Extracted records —
──────────────────────────────

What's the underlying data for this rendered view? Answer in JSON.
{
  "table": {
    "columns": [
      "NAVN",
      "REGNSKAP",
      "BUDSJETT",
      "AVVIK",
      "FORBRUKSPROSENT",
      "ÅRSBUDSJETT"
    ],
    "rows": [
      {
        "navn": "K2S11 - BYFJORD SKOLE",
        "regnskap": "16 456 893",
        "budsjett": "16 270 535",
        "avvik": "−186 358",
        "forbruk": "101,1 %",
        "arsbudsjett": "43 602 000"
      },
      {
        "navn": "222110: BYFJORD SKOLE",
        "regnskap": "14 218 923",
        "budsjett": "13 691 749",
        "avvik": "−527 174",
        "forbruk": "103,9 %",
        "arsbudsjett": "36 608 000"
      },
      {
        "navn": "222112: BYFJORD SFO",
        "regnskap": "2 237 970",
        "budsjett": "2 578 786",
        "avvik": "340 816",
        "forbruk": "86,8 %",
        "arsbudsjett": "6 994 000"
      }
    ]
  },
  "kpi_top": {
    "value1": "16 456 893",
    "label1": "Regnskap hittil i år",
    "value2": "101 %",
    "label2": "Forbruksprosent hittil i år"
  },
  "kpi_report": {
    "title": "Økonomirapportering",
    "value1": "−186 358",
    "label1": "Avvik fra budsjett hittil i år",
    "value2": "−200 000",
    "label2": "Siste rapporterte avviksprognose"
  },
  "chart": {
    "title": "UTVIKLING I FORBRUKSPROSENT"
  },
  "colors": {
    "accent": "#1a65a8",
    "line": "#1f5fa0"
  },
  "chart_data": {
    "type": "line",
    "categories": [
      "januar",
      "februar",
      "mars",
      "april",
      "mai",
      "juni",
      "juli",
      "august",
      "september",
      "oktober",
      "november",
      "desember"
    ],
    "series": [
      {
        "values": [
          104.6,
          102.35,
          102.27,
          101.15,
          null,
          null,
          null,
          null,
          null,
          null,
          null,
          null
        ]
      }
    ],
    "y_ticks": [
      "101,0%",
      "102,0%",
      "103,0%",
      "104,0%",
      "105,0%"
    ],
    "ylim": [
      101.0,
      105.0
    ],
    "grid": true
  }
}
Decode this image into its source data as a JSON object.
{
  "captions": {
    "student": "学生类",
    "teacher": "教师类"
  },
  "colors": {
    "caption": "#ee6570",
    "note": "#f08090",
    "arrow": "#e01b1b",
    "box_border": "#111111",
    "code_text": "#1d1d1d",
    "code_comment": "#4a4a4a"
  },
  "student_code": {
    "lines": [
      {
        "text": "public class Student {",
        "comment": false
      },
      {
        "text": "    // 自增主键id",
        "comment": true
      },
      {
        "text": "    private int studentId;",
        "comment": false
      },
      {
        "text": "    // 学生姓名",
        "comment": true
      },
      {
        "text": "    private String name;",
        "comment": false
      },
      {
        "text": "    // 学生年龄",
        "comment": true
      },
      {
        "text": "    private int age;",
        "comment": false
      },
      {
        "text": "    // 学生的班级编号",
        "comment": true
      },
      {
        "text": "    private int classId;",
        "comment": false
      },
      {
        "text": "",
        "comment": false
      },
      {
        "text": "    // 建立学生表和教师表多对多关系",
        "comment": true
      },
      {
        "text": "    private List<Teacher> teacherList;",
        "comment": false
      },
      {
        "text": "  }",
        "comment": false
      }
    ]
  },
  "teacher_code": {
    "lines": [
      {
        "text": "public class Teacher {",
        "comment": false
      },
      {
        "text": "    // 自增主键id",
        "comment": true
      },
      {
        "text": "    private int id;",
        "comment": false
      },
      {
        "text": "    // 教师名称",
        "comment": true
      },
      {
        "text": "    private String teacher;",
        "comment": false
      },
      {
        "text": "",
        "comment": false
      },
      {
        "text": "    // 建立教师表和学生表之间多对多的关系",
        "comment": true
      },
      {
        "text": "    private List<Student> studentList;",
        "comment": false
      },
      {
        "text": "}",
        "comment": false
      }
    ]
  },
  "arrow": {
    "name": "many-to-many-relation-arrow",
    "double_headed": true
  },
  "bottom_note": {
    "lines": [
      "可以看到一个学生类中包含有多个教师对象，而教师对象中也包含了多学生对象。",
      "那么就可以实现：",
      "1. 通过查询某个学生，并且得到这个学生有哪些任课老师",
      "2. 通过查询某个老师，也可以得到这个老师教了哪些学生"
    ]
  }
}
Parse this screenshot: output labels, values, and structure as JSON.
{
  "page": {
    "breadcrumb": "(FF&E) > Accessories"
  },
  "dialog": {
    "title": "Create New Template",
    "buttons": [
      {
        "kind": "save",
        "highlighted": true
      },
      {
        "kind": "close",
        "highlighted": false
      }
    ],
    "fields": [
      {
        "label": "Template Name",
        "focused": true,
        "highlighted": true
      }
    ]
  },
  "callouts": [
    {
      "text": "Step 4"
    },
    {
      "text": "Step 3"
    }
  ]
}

──────────────────────────────

Stated task —
Print out the whole listing exactly as it appears.

Full output —
What's the underlying data for this rendered view? Answer in JSON.
{
  "table": {
    "columns": [
      "NAVN",
      "REGNSKAP",
      "BUDSJETT",
      "AVVIK",
      "FORBRUKSPROSENT",
      "ÅRSBUDSJETT"
    ],
    "rows": [
      {
        "navn": "K2S11 - BYFJORD SKOLE",
        "regnskap": "16 456 893",
        "budsjett": "16 270 535",
        "avvik": "−186 358",
        "forbruk": "101,1 %",
        "arsbudsjett": "43 602 000"
      },
      {
        "navn": "222110: BYFJORD SKOLE",
        "regnskap": "14 218 923",
        "budsjett": "13 691 749",
        "avvik": "−527 174",
        "forbruk": "103,9 %",
        "arsbudsjett": "36 608 000"
      },
      {
        "navn": "222112: BYFJORD SFO",
        "regnskap": "2 237 970",
        "budsjett": "2 578 786",
        "avvik": "340 816",
        "forbruk": "86,8 %",
        "arsbudsjett": "6 994 000"
      }
    ]
  },
  "kpi_top": {
    "value1": "16 456 893",
    "label1": "Regnskap hittil i år",
    "value2": "101 %",
    "label2": "Forbruksprosent hittil i år"
  },
  "kpi_report": {
    "title": "Økonomirapportering",
    "value1": "−186 358",
    "label1": "Avvik fra budsjett hittil i år",
    "value2": "−200 000",
    "label2": "Siste rapporterte avviksprognose"
  },
  "chart": {
    "title": "UTVIKLING I FORBRUKSPROSENT"
  },
  "colors": {
    "accent": "#1a65a8",
    "line": "#1f5fa0"
  },
  "chart_data": {
    "type": "line",
    "categories": [
      "januar",
      "februar",
      "mars",
      "april",
      "mai",
      "juni",
      "juli",
      "august",
      "september",
      "oktober",
      "november",
      "desember"
    ],
    "series": [
      {
        "values": [
          104.6,
          102.35,
          102.27,
          101.15,
          null,
          null,
          null,
          null,
          null,
          null,
          null,
          null
        ]
      }
    ],
    "y_ticks": [
      "101,0%",
      "102,0%",
      "103,0%",
      "104,0%",
      "105,0%"
    ],
    "ylim": [
      101.0,
      105.0
    ],
    "grid": true
  }
}
Decode this image into its source data as a JSON object.
{
  "captions": {
    "student": "学生类",
    "teacher": "教师类"
  },
  "colors": {
    "caption": "#ee6570",
    "note": "#f08090",
    "arrow": "#e01b1b",
    "box_border": "#111111",
    "code_text": "#1d1d1d",
    "code_comment": "#4a4a4a"
  },
  "student_code": {
    "lines": [
      {
        "text": "public class Student {",
        "comment": false
      },
      {
        "text": "    // 自增主键id",
        "comment": true
      },
      {
        "text": "    private int studentId;",
        "comment": false
      },
      {
        "text": "    // 学生姓名",
        "comment": true
      },
      {
        "text": "    private String name;",
        "comment": false
      },
      {
        "text": "    // 学生年龄",
        "comment": true
      },
      {
        "text": "    private int age;",
        "comment": false
      },
      {
        "text": "    // 学生的班级编号",
        "comment": true
      },
      {
        "text": "    private int classId;",
        "comment": false
      },
      {
        "text": "",
        "comment": false
      },
      {
        "text": "    // 建立学生表和教师表多对多关系",
        "comment": true
      },
      {
        "text": "    private List<Teacher> teacherList;",
        "comment": false
      },
      {
        "text": "  }",
        "comment": false
      }
    ]
  },
  "teacher_code": {
    "lines": [
      {
        "text": "public class Teacher {",
        "comment": false
      },
      {
        "text": "    // 自增主键id",
        "comment": true
      },
      {
        "text": "    private int id;",
        "comment": false
      },
      {
        "text": "    // 教师名称",
        "comment": true
      },
      {
        "text": "    private String teacher;",
        "comment": false
      },
      {
        "text": "",
        "comment": false
      },
      {
        "text": "    // 建立教师表和学生表之间多对多的关系",
        "comment": true
      },
      {
        "text": "    private List<Student> studentList;",
        "comment": false
      },
      {
        "text": "}",
        "comment": false
      }
    ]
  },
  "arrow": {
    "name": "many-to-many-relation-arrow",
    "double_headed": true
  },
  "bottom_note": {
    "lines": [
      "可以看到一个学生类中包含有多个教师对象，而教师对象中也包含了多学生对象。",
      "那么就可以实现：",
      "1. 通过查询某个学生，并且得到这个学生有哪些任课老师",
      "2. 通过查询某个老师，也可以得到这个老师教了哪些学生"
    ]
  }
}
Parse this screenshot: output labels, values, and structure as JSON.
{
  "page": {
    "breadcrumb": "(FF&E) > Accessories"
  },
  "dialog": {
    "title": "Create New Template",
    "buttons": [
      {
        "kind": "save",
        "highlighted": true
      },
      {
        "kind": "close",
        "highlighted": false
      }
    ],
    "fields": [
      {
        "label": "Template Name",
        "focused": true,
        "highlighted": true
      }
    ]
  },
  "callouts": [
    {
      "text": "Step 4"
    },
    {
      "text": "Step 3"
    }
  ]
}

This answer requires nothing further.